WHAT IS EXPECTED:
Write the data below out exactly as it stands. Do not include the pictures.

** start **

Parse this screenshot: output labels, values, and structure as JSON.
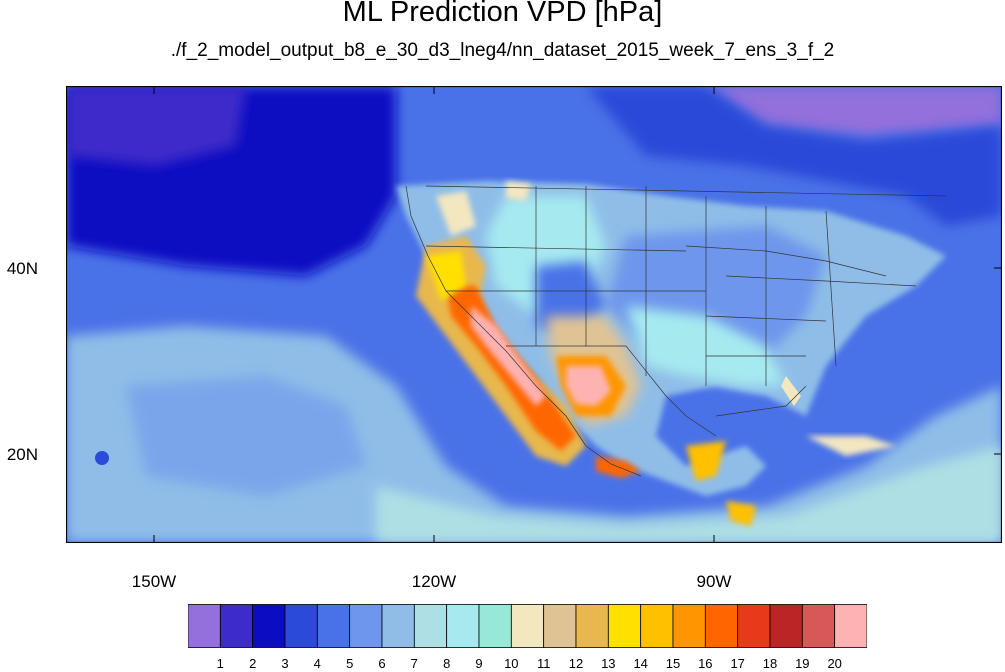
{
  "title": "ML Prediction VPD [hPa]",
  "subtitle": "./f_2_model_output_b8_e_30_d3_lneg4/nn_dataset_2015_week_7_ens_3_f_2",
  "axes": {
    "lat_labels": [
      "40N",
      "20N"
    ],
    "lon_labels": [
      "150W",
      "120W",
      "90W"
    ]
  },
  "colorbar": {
    "labels": [
      "1",
      "2",
      "3",
      "4",
      "5",
      "6",
      "7",
      "8",
      "9",
      "10",
      "11",
      "12",
      "13",
      "14",
      "15",
      "16",
      "17",
      "18",
      "19",
      "20"
    ],
    "colors": [
      "#9370db",
      "#3d2cc9",
      "#0c0cc2",
      "#2c4ad8",
      "#4a72e8",
      "#6e96ec",
      "#8fbde8",
      "#aedfe4",
      "#a6eaf0",
      "#98e8d8",
      "#f3e7c0",
      "#e0c394",
      "#e8b84e",
      "#ffe000",
      "#ffc000",
      "#ff9500",
      "#ff6600",
      "#e8391a",
      "#bb2525",
      "#d85757",
      "#ffb2b2"
    ]
  }
}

** end **

COMPLETE RESPONSE:
Parse this screenshot: output labels, values, and structure as JSON.
{
  "title": "ML Prediction VPD [hPa]",
  "subtitle": "./f_2_model_output_b8_e_30_d3_lneg4/nn_dataset_2015_week_7_ens_3_f_2",
  "axes": {
    "lat_labels": [
      "40N",
      "20N"
    ],
    "lon_labels": [
      "150W",
      "120W",
      "90W"
    ]
  },
  "colorbar": {
    "labels": [
      "1",
      "2",
      "3",
      "4",
      "5",
      "6",
      "7",
      "8",
      "9",
      "10",
      "11",
      "12",
      "13",
      "14",
      "15",
      "16",
      "17",
      "18",
      "19",
      "20"
    ],
    "colors": [
      "#9370db",
      "#3d2cc9",
      "#0c0cc2",
      "#2c4ad8",
      "#4a72e8",
      "#6e96ec",
      "#8fbde8",
      "#aedfe4",
      "#a6eaf0",
      "#98e8d8",
      "#f3e7c0",
      "#e0c394",
      "#e8b84e",
      "#ffe000",
      "#ffc000",
      "#ff9500",
      "#ff6600",
      "#e8391a",
      "#bb2525",
      "#d85757",
      "#ffb2b2"
    ]
  }
}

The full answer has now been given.